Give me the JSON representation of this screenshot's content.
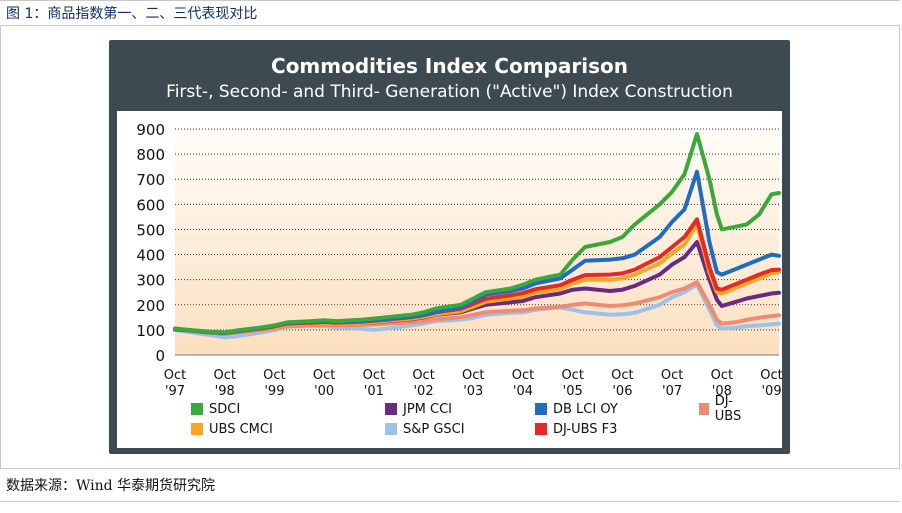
{
  "figure": {
    "caption": "图 1：商品指数第一、二、三代表现对比",
    "source": "数据来源：Wind 华泰期货研究院"
  },
  "chart_data": {
    "type": "line",
    "title": "Commodities Index Comparison",
    "subtitle": "First-, Second- and Third- Generation (\"Active\") Index Construction",
    "xlabel": "",
    "ylabel": "",
    "ylim": [
      0,
      900
    ],
    "yticks": [
      0,
      100,
      200,
      300,
      400,
      500,
      600,
      700,
      800,
      900
    ],
    "xlim": [
      1997.75,
      2009.9
    ],
    "xticks": [
      {
        "value": 1997.75,
        "label": [
          "Oct",
          "'97"
        ]
      },
      {
        "value": 1998.75,
        "label": [
          "Oct",
          "'98"
        ]
      },
      {
        "value": 1999.75,
        "label": [
          "Oct",
          "'99"
        ]
      },
      {
        "value": 2000.75,
        "label": [
          "Oct",
          "'00"
        ]
      },
      {
        "value": 2001.75,
        "label": [
          "Oct",
          "'01"
        ]
      },
      {
        "value": 2002.75,
        "label": [
          "Oct",
          "'02"
        ]
      },
      {
        "value": 2003.75,
        "label": [
          "Oct",
          "'03"
        ]
      },
      {
        "value": 2004.75,
        "label": [
          "Oct",
          "'04"
        ]
      },
      {
        "value": 2005.75,
        "label": [
          "Oct",
          "'05"
        ]
      },
      {
        "value": 2006.75,
        "label": [
          "Oct",
          "'06"
        ]
      },
      {
        "value": 2007.75,
        "label": [
          "Oct",
          "'07"
        ]
      },
      {
        "value": 2008.75,
        "label": [
          "Oct",
          "'08"
        ]
      },
      {
        "value": 2009.75,
        "label": [
          "Oct",
          "'09"
        ]
      }
    ],
    "grid": "horizontal-dotted",
    "legend_position": "bottom",
    "x": [
      1997.75,
      1998.0,
      1998.5,
      1998.75,
      1999.0,
      1999.5,
      1999.75,
      2000.0,
      2000.5,
      2000.75,
      2001.0,
      2001.5,
      2001.75,
      2002.0,
      2002.5,
      2002.75,
      2003.0,
      2003.5,
      2003.75,
      2004.0,
      2004.5,
      2004.75,
      2005.0,
      2005.5,
      2005.75,
      2006.0,
      2006.5,
      2006.75,
      2007.0,
      2007.5,
      2007.75,
      2008.0,
      2008.25,
      2008.5,
      2008.65,
      2008.75,
      2009.0,
      2009.25,
      2009.5,
      2009.75,
      2009.9
    ],
    "series": [
      {
        "name": "SDCI",
        "color": "#3aa83a",
        "values": [
          105,
          100,
          92,
          90,
          98,
          110,
          118,
          130,
          135,
          138,
          135,
          140,
          145,
          150,
          160,
          170,
          185,
          200,
          225,
          250,
          265,
          280,
          300,
          320,
          380,
          430,
          450,
          470,
          520,
          600,
          650,
          720,
          880,
          700,
          560,
          500,
          510,
          520,
          560,
          640,
          645
        ]
      },
      {
        "name": "JPM CCI",
        "color": "#6a2a82",
        "values": [
          102,
          98,
          88,
          86,
          92,
          105,
          112,
          122,
          125,
          128,
          125,
          128,
          130,
          135,
          142,
          150,
          160,
          170,
          185,
          200,
          210,
          215,
          230,
          245,
          260,
          265,
          255,
          260,
          275,
          320,
          360,
          390,
          450,
          300,
          220,
          195,
          210,
          225,
          235,
          245,
          248
        ]
      },
      {
        "name": "DB LCI OY",
        "color": "#1f6cc0",
        "values": [
          104,
          99,
          90,
          88,
          95,
          108,
          116,
          128,
          132,
          135,
          132,
          135,
          138,
          143,
          152,
          160,
          172,
          190,
          215,
          240,
          255,
          265,
          285,
          305,
          340,
          375,
          380,
          385,
          400,
          470,
          530,
          580,
          730,
          450,
          330,
          320,
          340,
          360,
          380,
          400,
          395
        ]
      },
      {
        "name": "DJ-UBS",
        "color": "#f08a70",
        "values": [
          103,
          98,
          88,
          85,
          90,
          100,
          106,
          115,
          118,
          120,
          118,
          120,
          122,
          125,
          130,
          135,
          142,
          150,
          160,
          170,
          176,
          178,
          185,
          192,
          200,
          205,
          195,
          198,
          205,
          230,
          250,
          265,
          290,
          200,
          140,
          125,
          130,
          140,
          148,
          155,
          158
        ]
      },
      {
        "name": "UBS CMCI",
        "color": "#f5a623",
        "values": [
          104,
          99,
          89,
          86,
          92,
          104,
          110,
          120,
          124,
          127,
          124,
          128,
          131,
          136,
          144,
          152,
          162,
          174,
          192,
          212,
          225,
          232,
          248,
          262,
          285,
          300,
          300,
          305,
          320,
          365,
          405,
          440,
          520,
          330,
          250,
          245,
          265,
          285,
          305,
          325,
          330
        ]
      },
      {
        "name": "S&P GSCI",
        "color": "#9fc1e8",
        "values": [
          100,
          92,
          78,
          70,
          75,
          90,
          100,
          112,
          118,
          115,
          110,
          105,
          100,
          105,
          118,
          125,
          135,
          140,
          148,
          160,
          168,
          170,
          180,
          190,
          180,
          170,
          160,
          162,
          168,
          200,
          230,
          250,
          280,
          180,
          120,
          105,
          108,
          115,
          118,
          122,
          125
        ]
      },
      {
        "name": "DJ-UBS F3",
        "color": "#e62828",
        "values": [
          105,
          100,
          90,
          88,
          94,
          106,
          114,
          125,
          129,
          132,
          129,
          133,
          136,
          141,
          150,
          158,
          170,
          184,
          204,
          224,
          238,
          246,
          262,
          278,
          300,
          318,
          320,
          325,
          340,
          390,
          430,
          470,
          540,
          350,
          265,
          260,
          280,
          300,
          320,
          338,
          340
        ]
      }
    ]
  }
}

----

_Challenge_.
Show all lines above holding "name".

_Exercise response_.
        "name": "SDCI",
        "name": "JPM CCI",
        "name": "DB LCI OY",
        "name": "DJ-UBS",
        "name": "UBS CMCI",
        "name": "S&P GSCI",
        "name": "DJ-UBS F3",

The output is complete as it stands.